### Written task
Please reproduce every record, keeping each one exactly as written.
+ + + + +
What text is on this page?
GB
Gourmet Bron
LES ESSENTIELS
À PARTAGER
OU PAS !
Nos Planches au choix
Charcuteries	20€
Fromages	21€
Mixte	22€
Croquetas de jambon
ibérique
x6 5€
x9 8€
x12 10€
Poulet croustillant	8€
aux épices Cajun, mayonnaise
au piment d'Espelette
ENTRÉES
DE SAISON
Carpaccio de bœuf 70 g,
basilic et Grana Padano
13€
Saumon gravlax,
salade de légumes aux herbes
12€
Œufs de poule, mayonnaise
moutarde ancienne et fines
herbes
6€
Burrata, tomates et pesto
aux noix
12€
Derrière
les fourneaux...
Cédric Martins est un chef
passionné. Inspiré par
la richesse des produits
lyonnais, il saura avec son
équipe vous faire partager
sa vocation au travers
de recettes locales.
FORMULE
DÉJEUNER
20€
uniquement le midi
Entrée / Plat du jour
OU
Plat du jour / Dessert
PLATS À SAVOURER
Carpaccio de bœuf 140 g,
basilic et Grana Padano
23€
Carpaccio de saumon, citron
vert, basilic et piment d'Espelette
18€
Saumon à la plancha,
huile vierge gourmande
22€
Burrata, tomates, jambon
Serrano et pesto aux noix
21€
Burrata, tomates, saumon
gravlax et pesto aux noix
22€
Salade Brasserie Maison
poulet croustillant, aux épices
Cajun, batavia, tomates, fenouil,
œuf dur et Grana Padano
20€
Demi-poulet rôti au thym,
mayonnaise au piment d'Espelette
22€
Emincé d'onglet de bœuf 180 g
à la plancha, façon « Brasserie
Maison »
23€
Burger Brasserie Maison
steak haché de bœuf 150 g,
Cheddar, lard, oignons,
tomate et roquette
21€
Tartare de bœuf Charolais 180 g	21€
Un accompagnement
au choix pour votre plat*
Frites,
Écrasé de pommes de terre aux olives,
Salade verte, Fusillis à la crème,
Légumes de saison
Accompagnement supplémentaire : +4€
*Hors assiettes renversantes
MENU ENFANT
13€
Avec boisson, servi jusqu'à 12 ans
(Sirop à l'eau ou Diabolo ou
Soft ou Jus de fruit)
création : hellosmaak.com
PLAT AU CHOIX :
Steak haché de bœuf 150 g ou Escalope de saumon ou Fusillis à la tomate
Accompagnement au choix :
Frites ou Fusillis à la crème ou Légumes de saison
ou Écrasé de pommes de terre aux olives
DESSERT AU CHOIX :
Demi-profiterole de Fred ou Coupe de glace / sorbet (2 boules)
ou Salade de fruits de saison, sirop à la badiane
+ + + + +
### Answer below
What text is on this page?
GB
Gourmet Bron
LES ESSENTIELS
À PARTAGER
OU PAS !
Nos Planches au choix
Charcuteries	20€
Fromages	21€
Mixte	22€
Croquetas de jambon
ibérique
x6 5€
x9 8€
x12 10€
Poulet croustillant	8€
aux épices Cajun, mayonnaise
au piment d'Espelette
ENTRÉES
DE SAISON
Carpaccio de bœuf 70 g,
basilic et Grana Padano
13€
Saumon gravlax,
salade de légumes aux herbes
12€
Œufs de poule, mayonnaise
moutarde ancienne et fines
herbes
6€
Burrata, tomates et pesto
aux noix
12€
Derrière
les fourneaux...
Cédric Martins est un chef
passionné. Inspiré par
la richesse des produits
lyonnais, il saura avec son
équipe vous faire partager
sa vocation au travers
de recettes locales.
FORMULE
DÉJEUNER
20€
uniquement le midi
Entrée / Plat du jour
OU
Plat du jour / Dessert
PLATS À SAVOURER
Carpaccio de bœuf 140 g,
basilic et Grana Padano
23€
Carpaccio de saumon, citron
vert, basilic et piment d'Espelette
18€
Saumon à la plancha,
huile vierge gourmande
22€
Burrata, tomates, jambon
Serrano et pesto aux noix
21€
Burrata, tomates, saumon
gravlax et pesto aux noix
22€
Salade Brasserie Maison
poulet croustillant, aux épices
Cajun, batavia, tomates, fenouil,
œuf dur et Grana Padano
20€
Demi-poulet rôti au thym,
mayonnaise au piment d'Espelette
22€
Emincé d'onglet de bœuf 180 g
à la plancha, façon « Brasserie
Maison »
23€
Burger Brasserie Maison
steak haché de bœuf 150 g,
Cheddar, lard, oignons,
tomate et roquette
21€
Tartare de bœuf Charolais 180 g	21€
Un accompagnement
au choix pour votre plat*
Frites,
Écrasé de pommes de terre aux olives,
Salade verte, Fusillis à la crème,
Légumes de saison
Accompagnement supplémentaire : +4€
*Hors assiettes renversantes
MENU ENFANT
13€
Avec boisson, servi jusqu'à 12 ans
(Sirop à l'eau ou Diabolo ou
Soft ou Jus de fruit)
création : hellosmaak.com
PLAT AU CHOIX :
Steak haché de bœuf 150 g ou Escalope de saumon ou Fusillis à la tomate
Accompagnement au choix :
Frites ou Fusillis à la crème ou Légumes de saison
ou Écrasé de pommes de terre aux olives
DESSERT AU CHOIX :
Demi-profiterole de Fred ou Coupe de glace / sorbet (2 boules)
ou Salade de fruits de saison, sirop à la badiane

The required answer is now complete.